-- start DATA SHOWN --
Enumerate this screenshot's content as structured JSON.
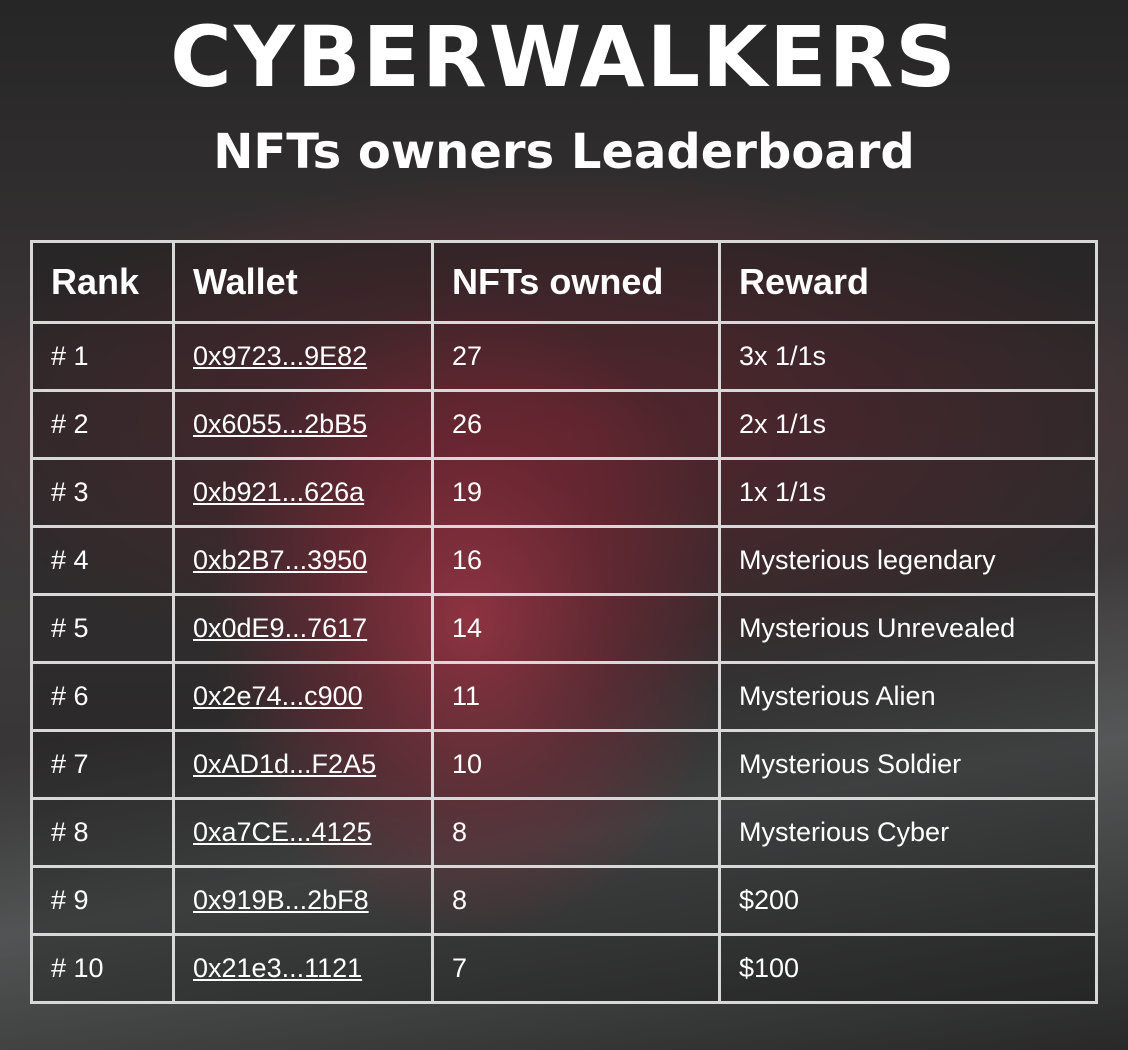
{
  "header": {
    "title": "CYBERWALKERS",
    "subtitle": "NFTs owners Leaderboard"
  },
  "table": {
    "columns": [
      "Rank",
      "Wallet",
      "NFTs owned",
      "Reward"
    ],
    "rows": [
      [
        "# 1",
        "0x9723...9E82",
        27,
        "3x 1/1s"
      ],
      [
        "# 2",
        "0x6055...2bB5",
        26,
        "2x 1/1s"
      ],
      [
        "# 3",
        "0xb921...626a",
        19,
        "1x 1/1s"
      ],
      [
        "# 4",
        "0xb2B7...3950",
        16,
        "Mysterious legendary"
      ],
      [
        "# 5",
        "0x0dE9...7617",
        14,
        "Mysterious Unrevealed"
      ],
      [
        "# 6",
        "0x2e74...c900",
        11,
        "Mysterious Alien"
      ],
      [
        "# 7",
        "0xAD1d...F2A5",
        10,
        "Mysterious Soldier"
      ],
      [
        "# 8",
        "0xa7CE...4125",
        8,
        "Mysterious Cyber"
      ],
      [
        "# 9",
        "0x919B...2bF8",
        8,
        "$200"
      ],
      [
        "# 10",
        "0x21e3...1121",
        7,
        "$100"
      ]
    ]
  }
}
-- end DATA SHOWN --
→ YOUR TASK:
Write out all the entries word for word, but skip any images.

→ REPLY TO THE TASK:
Enumerate this screenshot's content as structured JSON.
{
  "header": {
    "title": "CYBERWALKERS",
    "subtitle": "NFTs owners Leaderboard"
  },
  "table": {
    "columns": [
      "Rank",
      "Wallet",
      "NFTs owned",
      "Reward"
    ],
    "rows": [
      [
        "# 1",
        "0x9723...9E82",
        27,
        "3x 1/1s"
      ],
      [
        "# 2",
        "0x6055...2bB5",
        26,
        "2x 1/1s"
      ],
      [
        "# 3",
        "0xb921...626a",
        19,
        "1x 1/1s"
      ],
      [
        "# 4",
        "0xb2B7...3950",
        16,
        "Mysterious legendary"
      ],
      [
        "# 5",
        "0x0dE9...7617",
        14,
        "Mysterious Unrevealed"
      ],
      [
        "# 6",
        "0x2e74...c900",
        11,
        "Mysterious Alien"
      ],
      [
        "# 7",
        "0xAD1d...F2A5",
        10,
        "Mysterious Soldier"
      ],
      [
        "# 8",
        "0xa7CE...4125",
        8,
        "Mysterious Cyber"
      ],
      [
        "# 9",
        "0x919B...2bF8",
        8,
        "$200"
      ],
      [
        "# 10",
        "0x21e3...1121",
        7,
        "$100"
      ]
    ]
  }
}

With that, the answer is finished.